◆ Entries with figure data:
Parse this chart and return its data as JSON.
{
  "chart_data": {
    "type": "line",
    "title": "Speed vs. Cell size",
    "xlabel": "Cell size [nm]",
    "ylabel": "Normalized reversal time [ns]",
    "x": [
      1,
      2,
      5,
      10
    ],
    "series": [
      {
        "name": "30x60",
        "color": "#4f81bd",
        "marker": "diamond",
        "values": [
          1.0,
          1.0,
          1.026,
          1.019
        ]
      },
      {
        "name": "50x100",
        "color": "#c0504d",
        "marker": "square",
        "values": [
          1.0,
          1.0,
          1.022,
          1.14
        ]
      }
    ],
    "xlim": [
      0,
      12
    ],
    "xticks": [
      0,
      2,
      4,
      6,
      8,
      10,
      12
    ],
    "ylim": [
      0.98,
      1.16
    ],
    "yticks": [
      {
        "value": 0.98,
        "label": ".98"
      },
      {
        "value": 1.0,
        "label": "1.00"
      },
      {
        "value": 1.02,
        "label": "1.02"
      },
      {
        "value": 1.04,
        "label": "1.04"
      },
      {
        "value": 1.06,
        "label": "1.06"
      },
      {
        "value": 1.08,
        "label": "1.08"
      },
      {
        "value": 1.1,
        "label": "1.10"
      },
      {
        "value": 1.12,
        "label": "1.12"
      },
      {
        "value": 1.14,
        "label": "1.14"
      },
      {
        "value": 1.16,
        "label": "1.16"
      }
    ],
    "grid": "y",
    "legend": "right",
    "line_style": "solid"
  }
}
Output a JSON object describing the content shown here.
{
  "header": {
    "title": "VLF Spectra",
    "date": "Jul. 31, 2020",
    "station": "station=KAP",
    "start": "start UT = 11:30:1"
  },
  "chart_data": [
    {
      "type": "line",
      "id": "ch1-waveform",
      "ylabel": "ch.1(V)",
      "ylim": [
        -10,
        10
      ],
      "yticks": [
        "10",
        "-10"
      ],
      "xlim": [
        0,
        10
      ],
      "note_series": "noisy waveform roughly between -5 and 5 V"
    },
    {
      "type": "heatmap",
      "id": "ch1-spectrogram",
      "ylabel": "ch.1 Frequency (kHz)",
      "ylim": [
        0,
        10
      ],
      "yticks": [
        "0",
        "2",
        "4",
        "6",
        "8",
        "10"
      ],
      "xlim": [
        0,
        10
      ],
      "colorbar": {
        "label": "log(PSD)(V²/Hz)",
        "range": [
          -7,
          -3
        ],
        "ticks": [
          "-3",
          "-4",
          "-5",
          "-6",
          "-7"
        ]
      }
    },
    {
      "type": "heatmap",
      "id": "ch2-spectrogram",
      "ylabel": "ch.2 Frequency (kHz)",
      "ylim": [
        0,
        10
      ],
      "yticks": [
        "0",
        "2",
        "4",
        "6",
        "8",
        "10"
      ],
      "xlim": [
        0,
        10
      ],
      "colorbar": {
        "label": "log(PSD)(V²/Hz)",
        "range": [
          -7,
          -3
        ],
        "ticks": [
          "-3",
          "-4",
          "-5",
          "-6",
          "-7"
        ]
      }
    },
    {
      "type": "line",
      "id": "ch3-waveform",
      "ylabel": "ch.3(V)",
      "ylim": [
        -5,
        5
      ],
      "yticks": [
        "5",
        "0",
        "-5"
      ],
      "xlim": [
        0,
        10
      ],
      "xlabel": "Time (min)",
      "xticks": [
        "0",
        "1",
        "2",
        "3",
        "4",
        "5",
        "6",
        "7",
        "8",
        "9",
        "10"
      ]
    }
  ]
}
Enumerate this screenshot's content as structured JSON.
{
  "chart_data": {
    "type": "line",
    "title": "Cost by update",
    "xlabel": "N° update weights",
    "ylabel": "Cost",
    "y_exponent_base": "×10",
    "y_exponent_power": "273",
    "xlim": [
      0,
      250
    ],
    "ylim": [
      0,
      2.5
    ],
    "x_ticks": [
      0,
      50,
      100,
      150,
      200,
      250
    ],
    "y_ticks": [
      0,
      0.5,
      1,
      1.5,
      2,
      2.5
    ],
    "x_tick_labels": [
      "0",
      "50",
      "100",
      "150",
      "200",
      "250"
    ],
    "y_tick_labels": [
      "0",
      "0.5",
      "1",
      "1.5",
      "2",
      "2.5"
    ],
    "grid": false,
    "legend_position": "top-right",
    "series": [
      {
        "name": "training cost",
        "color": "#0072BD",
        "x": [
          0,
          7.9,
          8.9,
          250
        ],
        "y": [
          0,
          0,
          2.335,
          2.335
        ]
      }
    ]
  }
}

◆ SHORT PROBLEM: Identify each line containing the string "title" and copy it out.

◆ WRITTEN RESPONSE:
    "title": "Speed vs. Cell size",
    "title": "VLF Spectra",
    "title": "Cost by update",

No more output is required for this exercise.